* **WHAT TO WORK ON**:
Exactly reproduce all the records, keeping pictures out of the copy.

--- BEGIN INFORMATION SUPPLIED ---

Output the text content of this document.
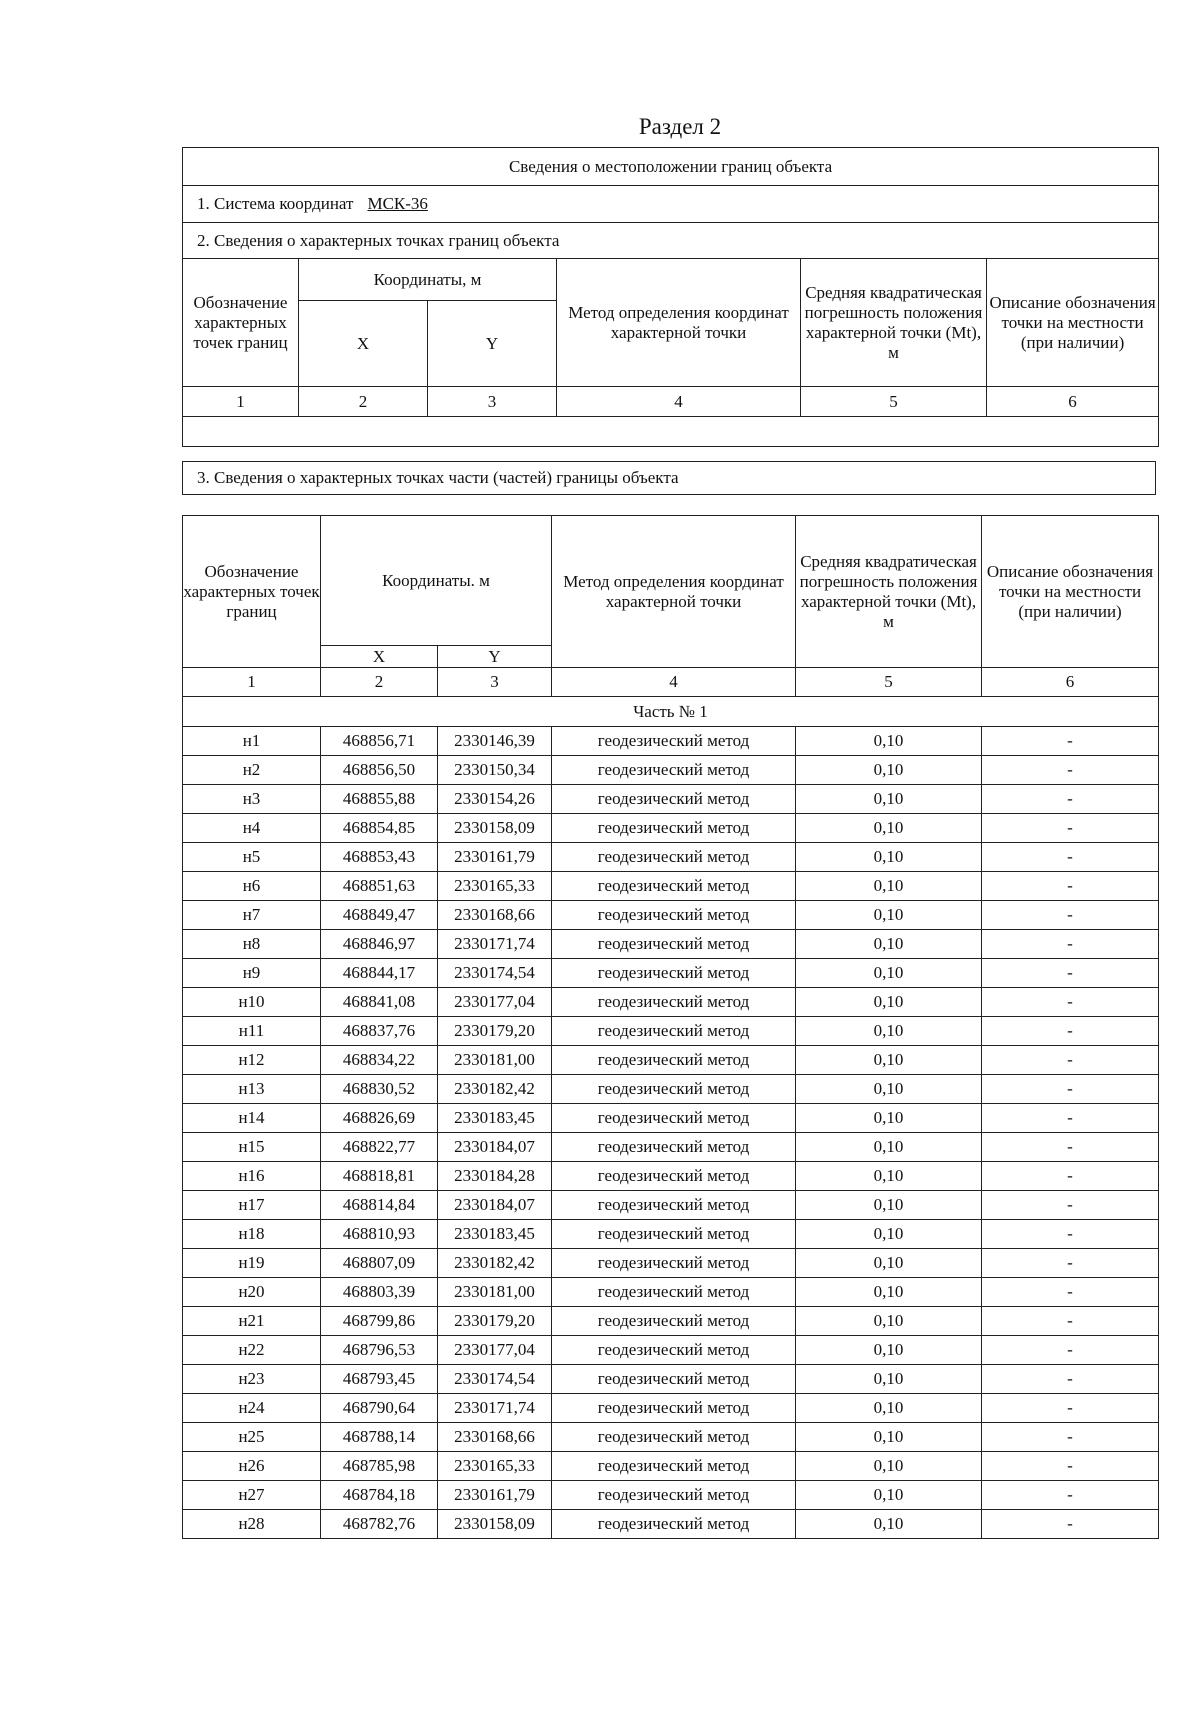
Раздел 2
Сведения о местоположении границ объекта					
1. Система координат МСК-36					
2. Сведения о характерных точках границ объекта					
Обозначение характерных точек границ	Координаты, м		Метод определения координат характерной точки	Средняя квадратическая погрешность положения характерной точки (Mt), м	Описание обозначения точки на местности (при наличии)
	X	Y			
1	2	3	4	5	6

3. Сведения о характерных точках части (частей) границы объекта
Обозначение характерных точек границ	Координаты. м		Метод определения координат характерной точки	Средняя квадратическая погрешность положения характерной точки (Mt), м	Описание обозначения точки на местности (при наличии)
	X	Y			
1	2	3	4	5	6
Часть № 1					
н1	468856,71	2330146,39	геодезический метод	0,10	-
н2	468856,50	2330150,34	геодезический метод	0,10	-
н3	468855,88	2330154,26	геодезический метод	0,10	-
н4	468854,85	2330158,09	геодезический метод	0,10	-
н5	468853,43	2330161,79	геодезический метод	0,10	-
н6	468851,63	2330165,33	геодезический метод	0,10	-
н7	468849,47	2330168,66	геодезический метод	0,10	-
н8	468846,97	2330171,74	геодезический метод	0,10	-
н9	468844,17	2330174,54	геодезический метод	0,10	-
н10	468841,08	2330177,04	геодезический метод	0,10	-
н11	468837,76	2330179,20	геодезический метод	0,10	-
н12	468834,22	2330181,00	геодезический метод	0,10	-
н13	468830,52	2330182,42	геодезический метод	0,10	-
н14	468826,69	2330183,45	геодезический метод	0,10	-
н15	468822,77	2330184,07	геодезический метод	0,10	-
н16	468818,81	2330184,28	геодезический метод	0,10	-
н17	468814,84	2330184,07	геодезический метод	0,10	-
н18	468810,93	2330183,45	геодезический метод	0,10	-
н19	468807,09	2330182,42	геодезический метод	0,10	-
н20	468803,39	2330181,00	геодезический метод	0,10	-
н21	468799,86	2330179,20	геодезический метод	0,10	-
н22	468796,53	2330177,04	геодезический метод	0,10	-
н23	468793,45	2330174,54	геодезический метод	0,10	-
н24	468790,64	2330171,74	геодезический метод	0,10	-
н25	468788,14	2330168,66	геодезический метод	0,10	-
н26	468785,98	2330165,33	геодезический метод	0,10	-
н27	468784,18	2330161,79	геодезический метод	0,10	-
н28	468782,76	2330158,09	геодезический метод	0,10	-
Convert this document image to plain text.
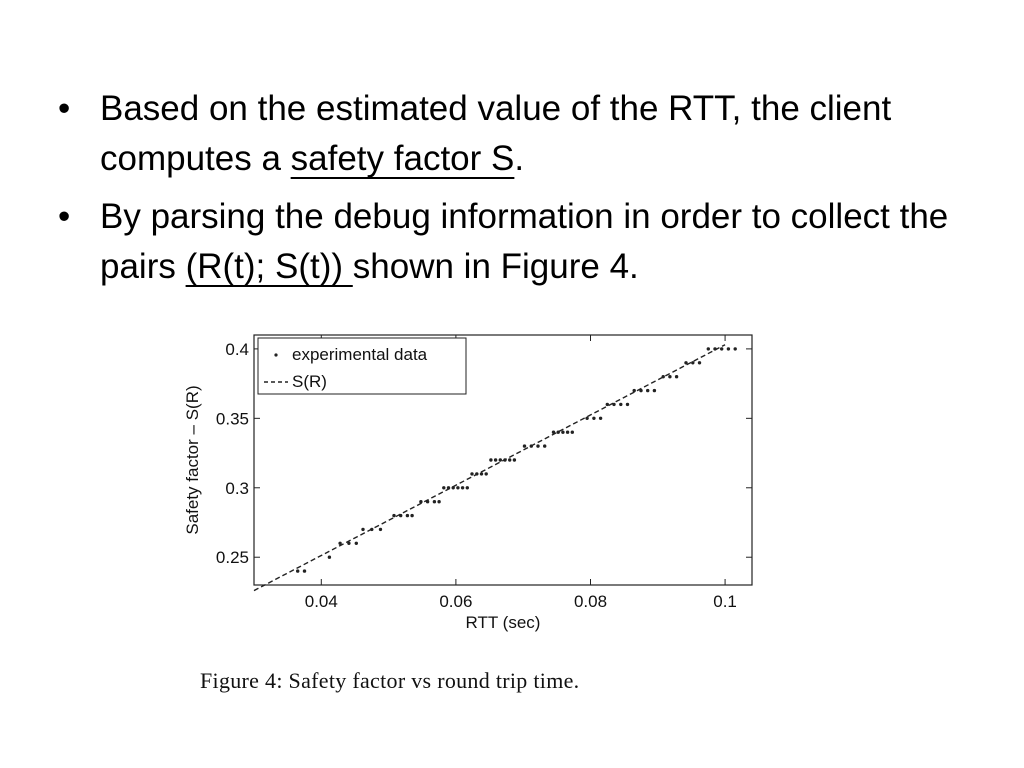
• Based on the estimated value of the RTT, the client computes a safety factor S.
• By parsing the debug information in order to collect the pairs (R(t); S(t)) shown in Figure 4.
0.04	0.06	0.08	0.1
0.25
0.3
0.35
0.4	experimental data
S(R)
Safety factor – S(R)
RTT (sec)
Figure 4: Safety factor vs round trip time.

--- END INFORMATION SUPPLIED ---

* **WORKED SOLUTION**:
Output the text content of this document.
Раздел 2
Сведения о местоположении границ объекта					
1. Система координат МСК-36					
2. Сведения о характерных точках границ объекта					
Обозначение характерных точек границ	Координаты, м		Метод определения координат характерной точки	Средняя квадратическая погрешность положения характерной точки (Mt), м	Описание обозначения точки на местности (при наличии)
	X	Y			
1	2	3	4	5	6

3. Сведения о характерных точках части (частей) границы объекта
Обозначение характерных точек границ	Координаты. м		Метод определения координат характерной точки	Средняя квадратическая погрешность положения характерной точки (Mt), м	Описание обозначения точки на местности (при наличии)
	X	Y			
1	2	3	4	5	6
Часть № 1					
н1	468856,71	2330146,39	геодезический метод	0,10	-
н2	468856,50	2330150,34	геодезический метод	0,10	-
н3	468855,88	2330154,26	геодезический метод	0,10	-
н4	468854,85	2330158,09	геодезический метод	0,10	-
н5	468853,43	2330161,79	геодезический метод	0,10	-
н6	468851,63	2330165,33	геодезический метод	0,10	-
н7	468849,47	2330168,66	геодезический метод	0,10	-
н8	468846,97	2330171,74	геодезический метод	0,10	-
н9	468844,17	2330174,54	геодезический метод	0,10	-
н10	468841,08	2330177,04	геодезический метод	0,10	-
н11	468837,76	2330179,20	геодезический метод	0,10	-
н12	468834,22	2330181,00	геодезический метод	0,10	-
н13	468830,52	2330182,42	геодезический метод	0,10	-
н14	468826,69	2330183,45	геодезический метод	0,10	-
н15	468822,77	2330184,07	геодезический метод	0,10	-
н16	468818,81	2330184,28	геодезический метод	0,10	-
н17	468814,84	2330184,07	геодезический метод	0,10	-
н18	468810,93	2330183,45	геодезический метод	0,10	-
н19	468807,09	2330182,42	геодезический метод	0,10	-
н20	468803,39	2330181,00	геодезический метод	0,10	-
н21	468799,86	2330179,20	геодезический метод	0,10	-
н22	468796,53	2330177,04	геодезический метод	0,10	-
н23	468793,45	2330174,54	геодезический метод	0,10	-
н24	468790,64	2330171,74	геодезический метод	0,10	-
н25	468788,14	2330168,66	геодезический метод	0,10	-
н26	468785,98	2330165,33	геодезический метод	0,10	-
н27	468784,18	2330161,79	геодезический метод	0,10	-
н28	468782,76	2330158,09	геодезический метод	0,10	-
Convert this document image to plain text.
• Based on the estimated value of the RTT, the client computes a safety factor S.
• By parsing the debug information in order to collect the pairs (R(t); S(t)) shown in Figure 4.
0.04	0.06	0.08	0.1
0.25
0.3
0.35
0.4	experimental data
S(R)
Safety factor – S(R)
RTT (sec)
Figure 4: Safety factor vs round trip time.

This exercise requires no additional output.